Extracted data entries
------------------------------------------------------------------------

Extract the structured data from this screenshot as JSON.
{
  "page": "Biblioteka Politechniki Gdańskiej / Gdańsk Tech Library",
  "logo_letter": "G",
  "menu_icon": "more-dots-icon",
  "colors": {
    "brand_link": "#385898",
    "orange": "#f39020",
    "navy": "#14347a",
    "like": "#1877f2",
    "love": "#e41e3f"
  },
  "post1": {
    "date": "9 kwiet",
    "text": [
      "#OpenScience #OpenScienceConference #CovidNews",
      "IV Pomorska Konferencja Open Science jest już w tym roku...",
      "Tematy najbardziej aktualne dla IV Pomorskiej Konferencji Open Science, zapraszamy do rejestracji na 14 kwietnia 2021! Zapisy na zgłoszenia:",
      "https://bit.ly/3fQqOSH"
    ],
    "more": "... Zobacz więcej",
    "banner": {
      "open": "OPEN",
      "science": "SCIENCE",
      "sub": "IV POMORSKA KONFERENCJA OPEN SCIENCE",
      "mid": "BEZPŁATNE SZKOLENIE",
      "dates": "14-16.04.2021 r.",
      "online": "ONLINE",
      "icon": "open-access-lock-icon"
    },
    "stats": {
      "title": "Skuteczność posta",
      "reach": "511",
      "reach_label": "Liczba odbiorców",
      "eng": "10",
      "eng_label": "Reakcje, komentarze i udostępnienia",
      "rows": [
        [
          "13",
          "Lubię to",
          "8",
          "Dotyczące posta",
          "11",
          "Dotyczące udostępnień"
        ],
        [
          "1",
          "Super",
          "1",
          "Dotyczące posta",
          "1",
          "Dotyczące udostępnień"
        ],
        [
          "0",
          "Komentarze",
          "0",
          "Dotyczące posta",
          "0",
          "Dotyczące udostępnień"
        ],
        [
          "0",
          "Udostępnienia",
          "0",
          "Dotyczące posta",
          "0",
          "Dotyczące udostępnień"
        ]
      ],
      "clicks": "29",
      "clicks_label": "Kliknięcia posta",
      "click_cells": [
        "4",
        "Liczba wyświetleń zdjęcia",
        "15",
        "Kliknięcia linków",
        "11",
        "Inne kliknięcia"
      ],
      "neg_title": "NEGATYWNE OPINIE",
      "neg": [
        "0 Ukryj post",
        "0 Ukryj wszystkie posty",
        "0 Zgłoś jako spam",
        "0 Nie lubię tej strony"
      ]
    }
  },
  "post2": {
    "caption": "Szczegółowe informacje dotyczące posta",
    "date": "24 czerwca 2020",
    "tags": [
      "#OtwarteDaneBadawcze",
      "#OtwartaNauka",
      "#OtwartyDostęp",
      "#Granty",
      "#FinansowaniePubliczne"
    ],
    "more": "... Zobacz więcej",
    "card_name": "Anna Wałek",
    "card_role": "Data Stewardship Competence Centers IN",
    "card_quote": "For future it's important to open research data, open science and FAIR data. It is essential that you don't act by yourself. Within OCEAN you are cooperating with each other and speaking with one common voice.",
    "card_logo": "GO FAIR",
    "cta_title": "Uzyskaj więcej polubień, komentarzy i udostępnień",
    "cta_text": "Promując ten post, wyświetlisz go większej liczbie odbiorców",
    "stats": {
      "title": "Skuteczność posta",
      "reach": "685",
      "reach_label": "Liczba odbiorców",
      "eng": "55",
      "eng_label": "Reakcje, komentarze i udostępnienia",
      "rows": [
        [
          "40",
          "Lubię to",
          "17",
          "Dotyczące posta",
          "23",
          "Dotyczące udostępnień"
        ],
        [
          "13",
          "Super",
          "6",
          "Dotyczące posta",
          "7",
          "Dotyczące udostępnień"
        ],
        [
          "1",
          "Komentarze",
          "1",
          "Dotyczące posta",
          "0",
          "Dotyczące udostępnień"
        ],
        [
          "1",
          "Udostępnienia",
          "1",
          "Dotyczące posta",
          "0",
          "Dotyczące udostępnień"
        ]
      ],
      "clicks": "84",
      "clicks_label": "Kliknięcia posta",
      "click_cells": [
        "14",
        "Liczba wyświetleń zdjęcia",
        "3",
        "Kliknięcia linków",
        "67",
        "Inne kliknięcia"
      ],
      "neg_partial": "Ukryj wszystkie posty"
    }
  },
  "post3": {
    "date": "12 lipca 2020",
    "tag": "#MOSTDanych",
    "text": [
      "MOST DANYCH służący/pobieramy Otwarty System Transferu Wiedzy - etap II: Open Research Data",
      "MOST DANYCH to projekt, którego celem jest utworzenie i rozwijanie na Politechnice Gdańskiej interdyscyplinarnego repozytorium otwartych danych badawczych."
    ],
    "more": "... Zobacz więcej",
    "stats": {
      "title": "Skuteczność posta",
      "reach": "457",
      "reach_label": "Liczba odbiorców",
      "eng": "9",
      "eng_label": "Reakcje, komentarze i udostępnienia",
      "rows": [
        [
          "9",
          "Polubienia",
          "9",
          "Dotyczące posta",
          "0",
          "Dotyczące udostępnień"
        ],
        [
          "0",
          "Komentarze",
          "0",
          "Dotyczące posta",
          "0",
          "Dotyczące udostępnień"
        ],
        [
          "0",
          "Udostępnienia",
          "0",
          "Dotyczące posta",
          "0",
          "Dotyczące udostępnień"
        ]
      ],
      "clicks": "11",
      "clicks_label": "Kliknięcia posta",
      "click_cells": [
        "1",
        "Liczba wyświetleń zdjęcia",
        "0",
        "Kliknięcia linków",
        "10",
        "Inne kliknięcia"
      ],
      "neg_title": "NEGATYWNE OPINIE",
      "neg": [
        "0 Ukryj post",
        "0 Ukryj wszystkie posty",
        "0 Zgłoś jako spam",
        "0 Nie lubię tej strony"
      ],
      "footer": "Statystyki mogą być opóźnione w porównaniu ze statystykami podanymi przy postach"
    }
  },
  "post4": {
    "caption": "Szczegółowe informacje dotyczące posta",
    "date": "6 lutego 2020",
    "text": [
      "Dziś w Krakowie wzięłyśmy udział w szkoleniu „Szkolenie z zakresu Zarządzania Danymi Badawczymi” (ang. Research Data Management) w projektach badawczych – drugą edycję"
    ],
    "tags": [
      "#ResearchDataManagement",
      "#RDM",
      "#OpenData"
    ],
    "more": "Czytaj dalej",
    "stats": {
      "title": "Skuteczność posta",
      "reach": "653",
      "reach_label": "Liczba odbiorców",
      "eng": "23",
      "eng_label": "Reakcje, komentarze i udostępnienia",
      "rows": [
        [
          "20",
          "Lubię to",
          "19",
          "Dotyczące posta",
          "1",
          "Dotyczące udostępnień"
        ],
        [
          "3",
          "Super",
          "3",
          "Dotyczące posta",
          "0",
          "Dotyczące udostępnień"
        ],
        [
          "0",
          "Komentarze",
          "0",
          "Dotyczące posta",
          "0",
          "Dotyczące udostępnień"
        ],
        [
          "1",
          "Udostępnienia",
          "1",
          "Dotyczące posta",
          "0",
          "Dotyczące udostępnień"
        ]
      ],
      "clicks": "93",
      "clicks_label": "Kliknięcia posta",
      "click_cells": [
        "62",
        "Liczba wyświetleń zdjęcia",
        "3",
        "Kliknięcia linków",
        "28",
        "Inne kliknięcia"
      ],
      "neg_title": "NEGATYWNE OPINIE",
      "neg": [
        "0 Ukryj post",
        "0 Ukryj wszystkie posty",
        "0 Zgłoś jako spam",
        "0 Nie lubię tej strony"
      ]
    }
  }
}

------------------------------------------------------------------------

WORK TO BE COMPLETED = Return each full line of the entries that contains the word "badawczych".

EXPECTED OUTPUT =
      "MOST DANYCH to projekt, którego celem jest utworzenie i rozwijanie na Politechnice Gdańskiej interdyscyplinarnego repozytorium otwartych danych badawczych."
      "Dziś w Krakowie wzięłyśmy udział w szkoleniu „Szkolenie z zakresu Zarządzania Danymi Badawczymi” (ang. Research Data Management) w projektach badawczych – drugą edycję"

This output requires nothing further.